DATA FOR THIS EXERCISE —

-- begin --

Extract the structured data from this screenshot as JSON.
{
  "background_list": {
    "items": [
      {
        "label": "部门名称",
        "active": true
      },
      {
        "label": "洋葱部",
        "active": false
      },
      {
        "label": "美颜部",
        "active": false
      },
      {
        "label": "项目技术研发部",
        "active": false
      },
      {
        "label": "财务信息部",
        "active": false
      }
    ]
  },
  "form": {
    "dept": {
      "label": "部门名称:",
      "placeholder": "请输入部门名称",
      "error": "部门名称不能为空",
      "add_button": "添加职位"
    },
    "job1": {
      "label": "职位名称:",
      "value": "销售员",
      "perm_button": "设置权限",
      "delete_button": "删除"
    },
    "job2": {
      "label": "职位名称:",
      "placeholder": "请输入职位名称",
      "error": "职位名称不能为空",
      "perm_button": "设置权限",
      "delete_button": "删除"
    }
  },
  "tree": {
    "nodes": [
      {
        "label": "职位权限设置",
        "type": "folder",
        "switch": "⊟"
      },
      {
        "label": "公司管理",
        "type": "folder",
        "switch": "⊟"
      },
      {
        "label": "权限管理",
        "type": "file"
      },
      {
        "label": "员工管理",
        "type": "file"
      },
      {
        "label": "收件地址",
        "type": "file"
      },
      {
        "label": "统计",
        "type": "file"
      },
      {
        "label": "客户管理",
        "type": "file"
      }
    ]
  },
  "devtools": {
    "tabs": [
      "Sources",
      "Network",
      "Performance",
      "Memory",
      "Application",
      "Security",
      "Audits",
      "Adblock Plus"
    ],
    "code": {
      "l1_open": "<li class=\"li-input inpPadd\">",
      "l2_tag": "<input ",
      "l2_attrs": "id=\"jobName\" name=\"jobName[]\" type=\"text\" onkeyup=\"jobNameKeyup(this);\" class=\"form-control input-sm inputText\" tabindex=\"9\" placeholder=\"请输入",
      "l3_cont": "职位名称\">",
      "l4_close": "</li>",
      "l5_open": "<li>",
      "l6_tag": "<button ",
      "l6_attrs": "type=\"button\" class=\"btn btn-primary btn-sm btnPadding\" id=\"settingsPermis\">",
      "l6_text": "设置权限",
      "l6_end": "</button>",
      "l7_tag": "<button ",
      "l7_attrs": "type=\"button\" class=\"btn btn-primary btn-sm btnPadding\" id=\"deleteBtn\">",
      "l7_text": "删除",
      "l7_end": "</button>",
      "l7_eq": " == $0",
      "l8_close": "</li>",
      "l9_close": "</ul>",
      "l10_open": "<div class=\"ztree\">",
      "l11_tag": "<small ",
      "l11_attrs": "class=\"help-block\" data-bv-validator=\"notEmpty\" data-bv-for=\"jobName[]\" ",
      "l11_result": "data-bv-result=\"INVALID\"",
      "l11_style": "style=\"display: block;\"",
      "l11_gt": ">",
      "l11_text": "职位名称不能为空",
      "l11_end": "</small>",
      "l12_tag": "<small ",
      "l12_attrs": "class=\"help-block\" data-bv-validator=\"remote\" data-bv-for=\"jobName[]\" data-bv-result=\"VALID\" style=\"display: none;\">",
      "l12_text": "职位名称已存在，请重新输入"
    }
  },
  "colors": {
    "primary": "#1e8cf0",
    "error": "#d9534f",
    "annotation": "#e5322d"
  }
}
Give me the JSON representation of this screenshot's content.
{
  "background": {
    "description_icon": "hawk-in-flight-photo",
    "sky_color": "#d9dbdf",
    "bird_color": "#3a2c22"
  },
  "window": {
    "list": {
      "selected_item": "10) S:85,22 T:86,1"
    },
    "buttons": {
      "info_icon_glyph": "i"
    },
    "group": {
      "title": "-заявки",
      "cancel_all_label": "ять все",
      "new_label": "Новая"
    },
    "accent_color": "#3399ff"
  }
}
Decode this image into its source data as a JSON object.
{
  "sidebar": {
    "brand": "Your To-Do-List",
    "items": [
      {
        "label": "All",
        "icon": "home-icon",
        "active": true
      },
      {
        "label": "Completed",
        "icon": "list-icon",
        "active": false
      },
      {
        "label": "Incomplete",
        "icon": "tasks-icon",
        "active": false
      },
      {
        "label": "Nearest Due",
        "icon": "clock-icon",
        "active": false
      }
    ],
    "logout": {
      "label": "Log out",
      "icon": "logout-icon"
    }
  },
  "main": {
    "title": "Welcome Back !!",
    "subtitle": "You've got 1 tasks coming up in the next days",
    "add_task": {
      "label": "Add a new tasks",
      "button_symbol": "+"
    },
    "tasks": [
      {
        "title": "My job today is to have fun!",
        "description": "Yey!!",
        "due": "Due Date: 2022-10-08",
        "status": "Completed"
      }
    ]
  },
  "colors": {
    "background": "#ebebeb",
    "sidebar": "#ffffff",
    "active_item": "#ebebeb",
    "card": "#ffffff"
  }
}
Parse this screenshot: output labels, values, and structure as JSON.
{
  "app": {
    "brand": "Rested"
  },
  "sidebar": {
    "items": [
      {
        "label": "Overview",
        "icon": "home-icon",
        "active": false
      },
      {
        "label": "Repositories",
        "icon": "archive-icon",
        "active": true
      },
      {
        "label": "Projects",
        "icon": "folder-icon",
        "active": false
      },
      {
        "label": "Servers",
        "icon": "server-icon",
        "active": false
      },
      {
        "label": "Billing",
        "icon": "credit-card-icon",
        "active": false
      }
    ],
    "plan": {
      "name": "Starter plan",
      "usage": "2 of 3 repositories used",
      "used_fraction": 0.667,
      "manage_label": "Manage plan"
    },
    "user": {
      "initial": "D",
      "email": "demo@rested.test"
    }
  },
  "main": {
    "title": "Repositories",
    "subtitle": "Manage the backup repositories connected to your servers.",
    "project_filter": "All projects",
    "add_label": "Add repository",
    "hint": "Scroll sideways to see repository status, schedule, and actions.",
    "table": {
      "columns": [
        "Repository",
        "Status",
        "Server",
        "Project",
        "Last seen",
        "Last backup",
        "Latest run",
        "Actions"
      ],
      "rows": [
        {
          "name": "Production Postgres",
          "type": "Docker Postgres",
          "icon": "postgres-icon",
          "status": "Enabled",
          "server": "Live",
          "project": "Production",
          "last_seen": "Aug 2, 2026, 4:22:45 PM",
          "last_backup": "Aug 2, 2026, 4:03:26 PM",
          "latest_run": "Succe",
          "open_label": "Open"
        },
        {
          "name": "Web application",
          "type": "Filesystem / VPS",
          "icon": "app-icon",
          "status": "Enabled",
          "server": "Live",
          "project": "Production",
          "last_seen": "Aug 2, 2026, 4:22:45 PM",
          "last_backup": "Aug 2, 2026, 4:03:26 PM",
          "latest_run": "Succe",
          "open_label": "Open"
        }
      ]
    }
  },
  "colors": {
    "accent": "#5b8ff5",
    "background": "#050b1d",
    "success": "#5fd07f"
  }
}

-- end --

TO DO —
Tell how many lines of the material above hold "primary", answering with a bare number.

RESULT OF THIS EXERCISE —
3